Which brings us to another point. PBS tries to position itself as a representative of the best in television: “where else can you see [fill in the blank]” is a standard marketing ploy for their fund-raisers. If anyone should be demanding artistic integrity and supporting the aesthetic choices of script-writers, it’s PBS. But they’ve been taken over by a gaggle of hand-wringers who fear that a little old lady from Dubuque might keel over if a character mutters an expletive derived from the Anglo-Saxon when frustrated. You know, like people do?
Finally, PBS, I’m paying you to present me with authentic work. I expect you to provide me with that. Within the context of a script, it may be perfectly appropriate to have a character use scatological or “obscene” language, or even to use a slur based on race, gender, sexual identity, or the like. That’s a call for the writers, not you to make, and for me, not you, to decide whether to hear what the writers wrote and the actors said. All of these shows, by the way, include a warning about adult content. You don’t watch one of these programs without the expectation of… well… adult content.
My particular favorites, by the way, are the shows in another language. The ubiquity of the English language comes into play here. Sometimes European characters swear in English; those words are bleeped by PBS. Sometimes they swear in French or German or Swedish or whatever; these lines are censored only in the subtitles. Pssst: nobody tell PBS that a lot of Americans know what “va te faire foutre” means without needing the subtitles, or that a lot of these terms have cognates in English.
Exactly why Britbox (presumably, or maybe the BBC) and PBS see fit to censor their own material from the likes of us eludes me. And don’t get me started on why the bots that control Facebook won’t allow Curmie (or anyone else) to link to a post on this blog: some unspecified “spam” offense, which, of course, never actually happened. Of course, there’s no actual appeal process or indeed a real person to complain to, just sanctimony and self-congratulation. Such is the way of censorious asshats. (The usual nod to Ken White of Popehat for this felicitous phrase.)

## Listed records
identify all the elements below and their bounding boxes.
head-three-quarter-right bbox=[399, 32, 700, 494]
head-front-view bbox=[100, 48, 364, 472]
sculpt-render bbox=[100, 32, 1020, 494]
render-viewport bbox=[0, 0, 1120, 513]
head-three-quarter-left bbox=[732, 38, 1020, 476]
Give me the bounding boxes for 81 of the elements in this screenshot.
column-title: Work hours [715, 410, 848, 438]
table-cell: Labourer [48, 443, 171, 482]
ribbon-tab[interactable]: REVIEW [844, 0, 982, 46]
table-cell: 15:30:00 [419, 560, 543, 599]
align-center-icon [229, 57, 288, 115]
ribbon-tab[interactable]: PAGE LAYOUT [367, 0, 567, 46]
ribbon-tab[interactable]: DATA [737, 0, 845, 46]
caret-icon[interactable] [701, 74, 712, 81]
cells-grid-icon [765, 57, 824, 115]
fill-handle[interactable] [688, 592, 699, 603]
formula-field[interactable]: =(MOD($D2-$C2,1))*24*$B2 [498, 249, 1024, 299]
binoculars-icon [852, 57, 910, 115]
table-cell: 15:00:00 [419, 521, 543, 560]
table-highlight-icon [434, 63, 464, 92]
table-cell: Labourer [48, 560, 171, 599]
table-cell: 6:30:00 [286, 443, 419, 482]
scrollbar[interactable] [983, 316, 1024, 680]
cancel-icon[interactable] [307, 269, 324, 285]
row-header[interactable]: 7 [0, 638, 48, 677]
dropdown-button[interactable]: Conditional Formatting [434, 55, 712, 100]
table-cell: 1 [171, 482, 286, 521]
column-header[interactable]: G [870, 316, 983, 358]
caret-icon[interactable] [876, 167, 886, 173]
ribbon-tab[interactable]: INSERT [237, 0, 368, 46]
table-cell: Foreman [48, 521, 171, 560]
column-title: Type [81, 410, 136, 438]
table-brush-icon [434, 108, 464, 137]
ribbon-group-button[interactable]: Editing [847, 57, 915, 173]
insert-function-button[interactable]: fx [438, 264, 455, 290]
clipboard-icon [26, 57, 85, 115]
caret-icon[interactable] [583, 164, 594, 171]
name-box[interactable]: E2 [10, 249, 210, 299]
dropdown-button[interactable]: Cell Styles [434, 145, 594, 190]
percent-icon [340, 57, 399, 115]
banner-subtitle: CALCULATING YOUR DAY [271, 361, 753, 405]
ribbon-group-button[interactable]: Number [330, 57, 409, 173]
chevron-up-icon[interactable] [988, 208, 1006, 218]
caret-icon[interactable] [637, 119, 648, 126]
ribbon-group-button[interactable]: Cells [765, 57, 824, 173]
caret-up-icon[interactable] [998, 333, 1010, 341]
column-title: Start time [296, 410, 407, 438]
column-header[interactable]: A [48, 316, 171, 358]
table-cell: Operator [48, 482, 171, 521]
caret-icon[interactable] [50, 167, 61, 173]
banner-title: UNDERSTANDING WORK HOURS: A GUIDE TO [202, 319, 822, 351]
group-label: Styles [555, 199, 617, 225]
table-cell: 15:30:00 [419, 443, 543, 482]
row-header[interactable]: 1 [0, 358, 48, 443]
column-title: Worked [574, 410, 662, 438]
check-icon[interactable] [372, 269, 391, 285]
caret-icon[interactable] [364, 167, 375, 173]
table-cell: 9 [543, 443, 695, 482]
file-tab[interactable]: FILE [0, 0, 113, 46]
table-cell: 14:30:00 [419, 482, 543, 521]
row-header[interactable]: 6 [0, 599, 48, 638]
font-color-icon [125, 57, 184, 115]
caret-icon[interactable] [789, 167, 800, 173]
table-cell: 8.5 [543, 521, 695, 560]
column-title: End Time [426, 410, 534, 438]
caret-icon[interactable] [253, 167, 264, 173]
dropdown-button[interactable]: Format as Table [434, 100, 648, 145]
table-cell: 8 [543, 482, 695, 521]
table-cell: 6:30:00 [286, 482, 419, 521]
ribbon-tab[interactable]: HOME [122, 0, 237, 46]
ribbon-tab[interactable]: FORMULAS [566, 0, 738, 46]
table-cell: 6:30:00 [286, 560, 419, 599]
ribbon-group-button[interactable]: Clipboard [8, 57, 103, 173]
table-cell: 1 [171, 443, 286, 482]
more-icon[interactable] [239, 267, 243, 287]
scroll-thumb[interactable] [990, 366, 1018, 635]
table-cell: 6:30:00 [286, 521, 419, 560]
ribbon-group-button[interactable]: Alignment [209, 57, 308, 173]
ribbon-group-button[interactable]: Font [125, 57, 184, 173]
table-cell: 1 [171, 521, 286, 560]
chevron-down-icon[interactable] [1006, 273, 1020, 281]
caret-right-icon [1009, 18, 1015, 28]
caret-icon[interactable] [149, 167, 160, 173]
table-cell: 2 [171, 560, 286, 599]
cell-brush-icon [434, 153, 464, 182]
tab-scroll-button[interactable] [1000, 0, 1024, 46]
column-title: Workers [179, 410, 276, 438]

## Things to do
[A] Reproduce the stretch of the excerpt on PBS censorship from "Exactly why Britbox" through "this felicitous phrase.)".
[B] In the excerpt on PBS censorship, how are lines in which characters swear in French, German, or Swedish treated?
The rows come from a separate source unrelated to the excerpt on PBS censorship.

## Exercise results
[A]
Exactly why Britbox (presumably, or maybe the BBC) and PBS see fit to censor their own material from the likes of us eludes me. And don’t get me started on why the bots that control Facebook won’t allow Curmie (or anyone else) to link to a post on this blog: some unspecified “spam” offense, which, of course, never actually happened. Of course, there’s no actual appeal process or indeed a real person to complain to, just sanctimony and self-congratulation. Such is the way of censorious asshats. (The usual nod to Ken White of Popehat for this felicitous phrase.)

[B] They are censored only in the subtitles.